* **GIVEN EXERCISE**
Return all of the entries exactly as written.

[Lines of data]
+++
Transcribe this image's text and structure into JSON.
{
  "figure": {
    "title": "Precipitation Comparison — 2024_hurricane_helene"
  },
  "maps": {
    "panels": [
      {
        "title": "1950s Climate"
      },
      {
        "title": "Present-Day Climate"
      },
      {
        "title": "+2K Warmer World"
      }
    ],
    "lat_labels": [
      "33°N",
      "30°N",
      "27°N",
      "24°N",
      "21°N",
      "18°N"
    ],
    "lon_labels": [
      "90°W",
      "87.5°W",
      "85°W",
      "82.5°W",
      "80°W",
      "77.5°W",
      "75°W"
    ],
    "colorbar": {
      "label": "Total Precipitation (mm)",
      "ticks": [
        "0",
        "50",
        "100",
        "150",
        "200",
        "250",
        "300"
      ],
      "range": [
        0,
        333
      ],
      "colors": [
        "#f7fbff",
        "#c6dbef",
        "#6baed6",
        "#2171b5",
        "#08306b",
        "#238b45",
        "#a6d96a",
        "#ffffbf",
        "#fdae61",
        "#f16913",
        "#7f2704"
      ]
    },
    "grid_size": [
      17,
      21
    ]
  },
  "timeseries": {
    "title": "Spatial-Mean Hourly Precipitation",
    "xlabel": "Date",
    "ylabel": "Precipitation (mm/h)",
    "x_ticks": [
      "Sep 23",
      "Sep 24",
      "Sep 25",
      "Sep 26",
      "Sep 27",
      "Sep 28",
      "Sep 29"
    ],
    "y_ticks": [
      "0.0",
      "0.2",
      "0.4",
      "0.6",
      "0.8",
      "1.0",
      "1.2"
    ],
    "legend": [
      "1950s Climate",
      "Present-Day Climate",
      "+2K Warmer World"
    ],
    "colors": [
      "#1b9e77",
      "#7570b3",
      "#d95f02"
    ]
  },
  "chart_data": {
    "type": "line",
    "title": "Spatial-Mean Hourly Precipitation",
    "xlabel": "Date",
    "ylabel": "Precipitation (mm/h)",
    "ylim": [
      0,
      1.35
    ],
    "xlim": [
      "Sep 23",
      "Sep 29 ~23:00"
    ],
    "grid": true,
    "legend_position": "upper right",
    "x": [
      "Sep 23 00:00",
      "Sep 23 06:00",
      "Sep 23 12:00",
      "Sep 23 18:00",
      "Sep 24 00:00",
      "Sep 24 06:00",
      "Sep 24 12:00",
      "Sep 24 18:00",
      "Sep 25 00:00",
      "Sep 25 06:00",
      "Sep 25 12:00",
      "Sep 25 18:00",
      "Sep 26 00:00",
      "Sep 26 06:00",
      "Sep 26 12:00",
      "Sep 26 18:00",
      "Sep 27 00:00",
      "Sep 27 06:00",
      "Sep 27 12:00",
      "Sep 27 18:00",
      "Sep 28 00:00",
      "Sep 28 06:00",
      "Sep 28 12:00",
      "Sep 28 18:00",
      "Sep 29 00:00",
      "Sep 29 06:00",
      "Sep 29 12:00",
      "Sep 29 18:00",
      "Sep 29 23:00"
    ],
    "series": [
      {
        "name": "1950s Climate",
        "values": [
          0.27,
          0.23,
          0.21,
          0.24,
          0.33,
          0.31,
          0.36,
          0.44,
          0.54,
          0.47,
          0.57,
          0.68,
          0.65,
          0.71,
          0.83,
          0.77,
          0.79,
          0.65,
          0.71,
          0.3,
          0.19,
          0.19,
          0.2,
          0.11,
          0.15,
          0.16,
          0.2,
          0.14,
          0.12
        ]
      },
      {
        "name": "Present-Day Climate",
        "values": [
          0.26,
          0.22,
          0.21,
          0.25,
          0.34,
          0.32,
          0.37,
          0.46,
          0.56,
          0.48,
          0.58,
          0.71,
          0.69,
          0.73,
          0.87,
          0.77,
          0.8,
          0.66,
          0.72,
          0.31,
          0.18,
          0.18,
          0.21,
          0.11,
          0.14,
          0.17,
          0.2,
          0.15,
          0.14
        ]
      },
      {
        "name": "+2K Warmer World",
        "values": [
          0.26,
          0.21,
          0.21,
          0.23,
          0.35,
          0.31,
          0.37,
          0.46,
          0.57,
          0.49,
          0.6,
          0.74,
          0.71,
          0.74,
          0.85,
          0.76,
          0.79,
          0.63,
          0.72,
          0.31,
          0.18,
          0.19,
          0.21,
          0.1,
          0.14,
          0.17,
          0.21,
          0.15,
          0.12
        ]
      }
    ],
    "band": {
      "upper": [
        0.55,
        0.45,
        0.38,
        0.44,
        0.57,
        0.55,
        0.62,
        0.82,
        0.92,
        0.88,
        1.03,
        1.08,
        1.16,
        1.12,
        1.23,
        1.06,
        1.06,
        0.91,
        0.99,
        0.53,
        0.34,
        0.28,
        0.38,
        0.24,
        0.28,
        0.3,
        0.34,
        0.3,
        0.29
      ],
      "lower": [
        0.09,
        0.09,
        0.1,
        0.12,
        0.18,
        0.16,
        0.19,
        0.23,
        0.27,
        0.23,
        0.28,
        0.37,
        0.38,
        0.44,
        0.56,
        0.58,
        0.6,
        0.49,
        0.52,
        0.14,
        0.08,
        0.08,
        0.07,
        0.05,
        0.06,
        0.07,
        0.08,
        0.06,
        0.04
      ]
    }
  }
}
+++
* **EXERCISE OUTPUT**
Transcribe this image's text and structure into JSON.
{
  "figure": {
    "title": "Precipitation Comparison — 2024_hurricane_helene"
  },
  "maps": {
    "panels": [
      {
        "title": "1950s Climate"
      },
      {
        "title": "Present-Day Climate"
      },
      {
        "title": "+2K Warmer World"
      }
    ],
    "lat_labels": [
      "33°N",
      "30°N",
      "27°N",
      "24°N",
      "21°N",
      "18°N"
    ],
    "lon_labels": [
      "90°W",
      "87.5°W",
      "85°W",
      "82.5°W",
      "80°W",
      "77.5°W",
      "75°W"
    ],
    "colorbar": {
      "label": "Total Precipitation (mm)",
      "ticks": [
        "0",
        "50",
        "100",
        "150",
        "200",
        "250",
        "300"
      ],
      "range": [
        0,
        333
      ],
      "colors": [
        "#f7fbff",
        "#c6dbef",
        "#6baed6",
        "#2171b5",
        "#08306b",
        "#238b45",
        "#a6d96a",
        "#ffffbf",
        "#fdae61",
        "#f16913",
        "#7f2704"
      ]
    },
    "grid_size": [
      17,
      21
    ]
  },
  "timeseries": {
    "title": "Spatial-Mean Hourly Precipitation",
    "xlabel": "Date",
    "ylabel": "Precipitation (mm/h)",
    "x_ticks": [
      "Sep 23",
      "Sep 24",
      "Sep 25",
      "Sep 26",
      "Sep 27",
      "Sep 28",
      "Sep 29"
    ],
    "y_ticks": [
      "0.0",
      "0.2",
      "0.4",
      "0.6",
      "0.8",
      "1.0",
      "1.2"
    ],
    "legend": [
      "1950s Climate",
      "Present-Day Climate",
      "+2K Warmer World"
    ],
    "colors": [
      "#1b9e77",
      "#7570b3",
      "#d95f02"
    ]
  },
  "chart_data": {
    "type": "line",
    "title": "Spatial-Mean Hourly Precipitation",
    "xlabel": "Date",
    "ylabel": "Precipitation (mm/h)",
    "ylim": [
      0,
      1.35
    ],
    "xlim": [
      "Sep 23",
      "Sep 29 ~23:00"
    ],
    "grid": true,
    "legend_position": "upper right",
    "x": [
      "Sep 23 00:00",
      "Sep 23 06:00",
      "Sep 23 12:00",
      "Sep 23 18:00",
      "Sep 24 00:00",
      "Sep 24 06:00",
      "Sep 24 12:00",
      "Sep 24 18:00",
      "Sep 25 00:00",
      "Sep 25 06:00",
      "Sep 25 12:00",
      "Sep 25 18:00",
      "Sep 26 00:00",
      "Sep 26 06:00",
      "Sep 26 12:00",
      "Sep 26 18:00",
      "Sep 27 00:00",
      "Sep 27 06:00",
      "Sep 27 12:00",
      "Sep 27 18:00",
      "Sep 28 00:00",
      "Sep 28 06:00",
      "Sep 28 12:00",
      "Sep 28 18:00",
      "Sep 29 00:00",
      "Sep 29 06:00",
      "Sep 29 12:00",
      "Sep 29 18:00",
      "Sep 29 23:00"
    ],
    "series": [
      {
        "name": "1950s Climate",
        "values": [
          0.27,
          0.23,
          0.21,
          0.24,
          0.33,
          0.31,
          0.36,
          0.44,
          0.54,
          0.47,
          0.57,
          0.68,
          0.65,
          0.71,
          0.83,
          0.77,
          0.79,
          0.65,
          0.71,
          0.3,
          0.19,
          0.19,
          0.2,
          0.11,
          0.15,
          0.16,
          0.2,
          0.14,
          0.12
        ]
      },
      {
        "name": "Present-Day Climate",
        "values": [
          0.26,
          0.22,
          0.21,
          0.25,
          0.34,
          0.32,
          0.37,
          0.46,
          0.56,
          0.48,
          0.58,
          0.71,
          0.69,
          0.73,
          0.87,
          0.77,
          0.8,
          0.66,
          0.72,
          0.31,
          0.18,
          0.18,
          0.21,
          0.11,
          0.14,
          0.17,
          0.2,
          0.15,
          0.14
        ]
      },
      {
        "name": "+2K Warmer World",
        "values": [
          0.26,
          0.21,
          0.21,
          0.23,
          0.35,
          0.31,
          0.37,
          0.46,
          0.57,
          0.49,
          0.6,
          0.74,
          0.71,
          0.74,
          0.85,
          0.76,
          0.79,
          0.63,
          0.72,
          0.31,
          0.18,
          0.19,
          0.21,
          0.1,
          0.14,
          0.17,
          0.21,
          0.15,
          0.12
        ]
      }
    ],
    "band": {
      "upper": [
        0.55,
        0.45,
        0.38,
        0.44,
        0.57,
        0.55,
        0.62,
        0.82,
        0.92,
        0.88,
        1.03,
        1.08,
        1.16,
        1.12,
        1.23,
        1.06,
        1.06,
        0.91,
        0.99,
        0.53,
        0.34,
        0.28,
        0.38,
        0.24,
        0.28,
        0.3,
        0.34,
        0.3,
        0.29
      ],
      "lower": [
        0.09,
        0.09,
        0.1,
        0.12,
        0.18,
        0.16,
        0.19,
        0.23,
        0.27,
        0.23,
        0.28,
        0.37,
        0.38,
        0.44,
        0.56,
        0.58,
        0.6,
        0.49,
        0.52,
        0.14,
        0.08,
        0.08,
        0.07,
        0.05,
        0.06,
        0.07,
        0.08,
        0.06,
        0.04
      ]
    }
  }
}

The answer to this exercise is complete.